* _Recorded information_:
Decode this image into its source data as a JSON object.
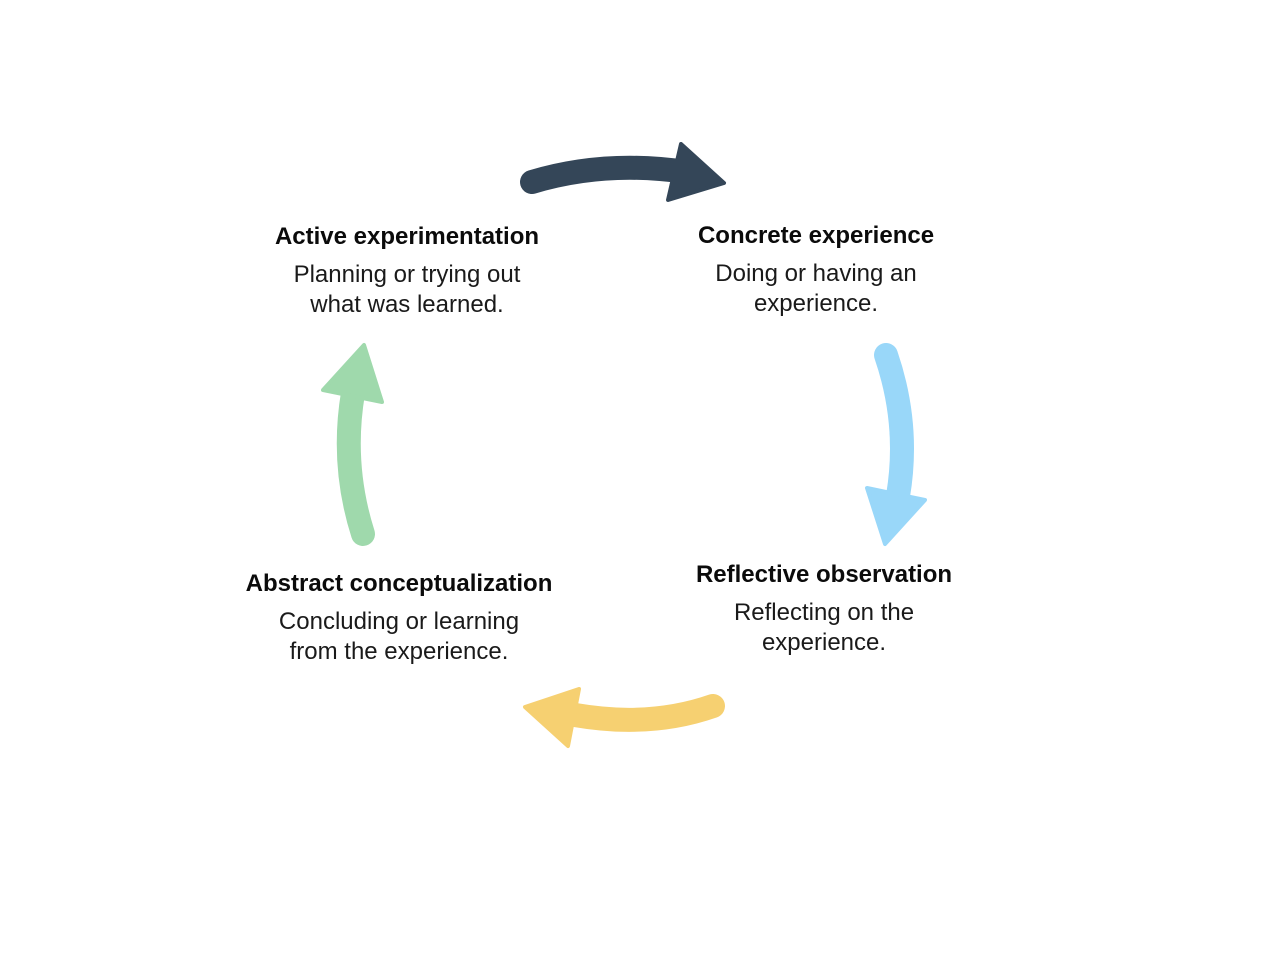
{
  "diagram": {
    "stages": [
      {
        "id": "concrete",
        "title": "Concrete experience",
        "description_lines": [
          "Doing or having an",
          "experience."
        ]
      },
      {
        "id": "reflective",
        "title": "Reflective observation",
        "description_lines": [
          "Reflecting on the",
          "experience."
        ]
      },
      {
        "id": "abstract",
        "title": "Abstract conceptualization",
        "description_lines": [
          "Concluding or learning",
          "from the experience."
        ]
      },
      {
        "id": "active",
        "title": "Active experimentation",
        "description_lines": [
          "Planning or trying out",
          "what was learned."
        ]
      }
    ],
    "arrows": [
      {
        "from": "active",
        "to": "concrete",
        "color": "#344658"
      },
      {
        "from": "concrete",
        "to": "reflective",
        "color": "#99d7f9"
      },
      {
        "from": "reflective",
        "to": "abstract",
        "color": "#f6d071"
      },
      {
        "from": "abstract",
        "to": "active",
        "color": "#9fd9ac"
      }
    ]
  }
}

* _What you need to do_: Would you set down the listing exactly, omitting pictures?

* _Response below_:
Decode this image into its source data as a JSON object.
{
  "diagram": {
    "stages": [
      {
        "id": "concrete",
        "title": "Concrete experience",
        "description_lines": [
          "Doing or having an",
          "experience."
        ]
      },
      {
        "id": "reflective",
        "title": "Reflective observation",
        "description_lines": [
          "Reflecting on the",
          "experience."
        ]
      },
      {
        "id": "abstract",
        "title": "Abstract conceptualization",
        "description_lines": [
          "Concluding or learning",
          "from the experience."
        ]
      },
      {
        "id": "active",
        "title": "Active experimentation",
        "description_lines": [
          "Planning or trying out",
          "what was learned."
        ]
      }
    ],
    "arrows": [
      {
        "from": "active",
        "to": "concrete",
        "color": "#344658"
      },
      {
        "from": "concrete",
        "to": "reflective",
        "color": "#99d7f9"
      },
      {
        "from": "reflective",
        "to": "abstract",
        "color": "#f6d071"
      },
      {
        "from": "abstract",
        "to": "active",
        "color": "#9fd9ac"
      }
    ]
  }
}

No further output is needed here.